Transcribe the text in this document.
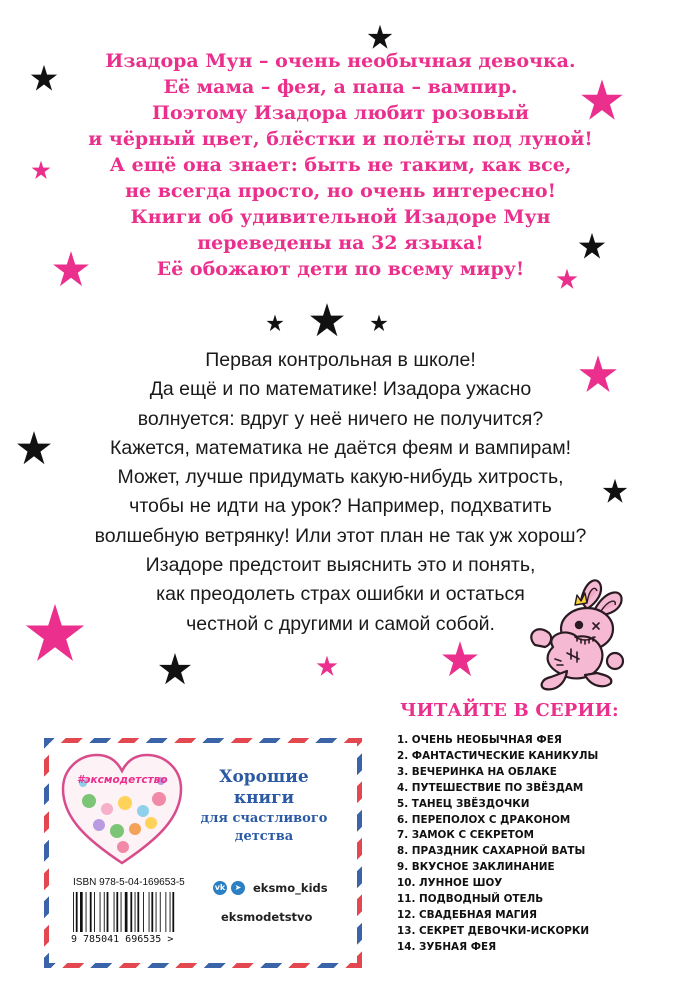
Изадора Мун – очень необычная девочка.
Её мама – фея, а папа – вампир.
Поэтому Изадора любит розовый
и чёрный цвет, блёстки и полёты под луной!
А ещё она знает: быть не таким, как все,
не всегда просто, но очень интересно!
Книги об удивительной Изадоре Мун
переведены на 32 языка!
Её обожают дети по всему миру!

Первая контрольная в школе!
Да ещё и по математике! Изадора ужасно
волнуется: вдруг у неё ничего не получится?
Кажется, математика не даётся феям и вампирам!
Может, лучше придумать какую-нибудь хитрость,
чтобы не идти на урок? Например, подхватить
волшебную ветрянку! Или этот план не так уж хорош?
Изадоре предстоит выяснить это и понять,
как преодолеть страх ошибки и остаться
честной с другими и самой собой.

ЧИТАЙТЕ В СЕРИИ:
1. ОЧЕНЬ НЕОБЫЧНАЯ ФЕЯ
2. ФАНТАСТИЧЕСКИЕ КАНИКУЛЫ
3. ВЕЧЕРИНКА НА ОБЛАКЕ
4. ПУТЕШЕСТВИЕ ПО ЗВЁЗДАМ
5. ТАНЕЦ ЗВЁЗДОЧКИ
6. ПЕРЕПОЛОХ С ДРАКОНОМ
7. ЗАМОК С СЕКРЕТОМ
8. ПРАЗДНИК САХАРНОЙ ВАТЫ
9. ВКУСНОЕ ЗАКЛИНАНИЕ
10. ЛУННОЕ ШОУ
11. ПОДВОДНЫЙ ОТЕЛЬ
12. СВАДЕБНАЯ МАГИЯ
13. СЕКРЕТ ДЕВОЧКИ-ИСКОРКИ
14. ЗУБНАЯ ФЕЯ
#эксмодетство	Хорошие
книги
для счастливого
детства
ISBN 978-5-04-169653-5
9 785041 696535 >
vk	➤	eksmo_kids
eksmodetstvo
============================================================
▶ _EXERCISE INSTRUCTIONS_
Reproduce each record from above exactly; pictures do not belong in the copy.

▶ _REPLY TO THE TASK_
Transcribe the text in this document.
Изадора Мун – очень необычная девочка.
Её мама – фея, а папа – вампир.
Поэтому Изадора любит розовый
и чёрный цвет, блёстки и полёты под луной!
А ещё она знает: быть не таким, как все,
не всегда просто, но очень интересно!
Книги об удивительной Изадоре Мун
переведены на 32 языка!
Её обожают дети по всему миру!

Первая контрольная в школе!
Да ещё и по математике! Изадора ужасно
волнуется: вдруг у неё ничего не получится?
Кажется, математика не даётся феям и вампирам!
Может, лучше придумать какую-нибудь хитрость,
чтобы не идти на урок? Например, подхватить
волшебную ветрянку! Или этот план не так уж хорош?
Изадоре предстоит выяснить это и понять,
как преодолеть страх ошибки и остаться
честной с другими и самой собой.

ЧИТАЙТЕ В СЕРИИ:
1. ОЧЕНЬ НЕОБЫЧНАЯ ФЕЯ
2. ФАНТАСТИЧЕСКИЕ КАНИКУЛЫ
3. ВЕЧЕРИНКА НА ОБЛАКЕ
4. ПУТЕШЕСТВИЕ ПО ЗВЁЗДАМ
5. ТАНЕЦ ЗВЁЗДОЧКИ
6. ПЕРЕПОЛОХ С ДРАКОНОМ
7. ЗАМОК С СЕКРЕТОМ
8. ПРАЗДНИК САХАРНОЙ ВАТЫ
9. ВКУСНОЕ ЗАКЛИНАНИЕ
10. ЛУННОЕ ШОУ
11. ПОДВОДНЫЙ ОТЕЛЬ
12. СВАДЕБНАЯ МАГИЯ
13. СЕКРЕТ ДЕВОЧКИ-ИСКОРКИ
14. ЗУБНАЯ ФЕЯ
#эксмодетство	Хорошие
книги
для счастливого
детства
ISBN 978-5-04-169653-5
9 785041 696535 >
vk	➤	eksmo_kids
eksmodetstvo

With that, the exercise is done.